- **GOAL**: Transcribe the records that follow, preserving every word.

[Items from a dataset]
● ● ● ● ● ● ●
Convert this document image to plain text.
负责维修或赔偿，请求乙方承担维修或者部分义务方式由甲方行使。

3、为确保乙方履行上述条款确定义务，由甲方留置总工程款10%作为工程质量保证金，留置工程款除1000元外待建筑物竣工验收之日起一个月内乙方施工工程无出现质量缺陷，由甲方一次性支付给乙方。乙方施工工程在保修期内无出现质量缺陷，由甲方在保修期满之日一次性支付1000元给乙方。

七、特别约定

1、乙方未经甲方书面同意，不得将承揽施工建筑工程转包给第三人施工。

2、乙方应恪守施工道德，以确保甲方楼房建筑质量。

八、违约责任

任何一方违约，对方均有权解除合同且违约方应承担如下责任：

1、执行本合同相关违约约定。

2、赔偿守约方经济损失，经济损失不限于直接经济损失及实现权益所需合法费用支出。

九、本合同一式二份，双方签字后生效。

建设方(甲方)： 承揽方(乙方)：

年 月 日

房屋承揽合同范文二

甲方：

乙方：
● ● ● ● ● ● ●
- **SOLUTION FOR THIS PROBLEM**:
Convert this document image to plain text.
负责维修或赔偿，请求乙方承担维修或者部分义务方式由甲方行使。

3、为确保乙方履行上述条款确定义务，由甲方留置总工程款10%作为工程质量保证金，留置工程款除1000元外待建筑物竣工验收之日起一个月内乙方施工工程无出现质量缺陷，由甲方一次性支付给乙方。乙方施工工程在保修期内无出现质量缺陷，由甲方在保修期满之日一次性支付1000元给乙方。

七、特别约定

1、乙方未经甲方书面同意，不得将承揽施工建筑工程转包给第三人施工。

2、乙方应恪守施工道德，以确保甲方楼房建筑质量。

八、违约责任

任何一方违约，对方均有权解除合同且违约方应承担如下责任：

1、执行本合同相关违约约定。

2、赔偿守约方经济损失，经济损失不限于直接经济损失及实现权益所需合法费用支出。

九、本合同一式二份，双方签字后生效。

建设方(甲方)： 承揽方(乙方)：

年 月 日

房屋承揽合同范文二

甲方：

乙方：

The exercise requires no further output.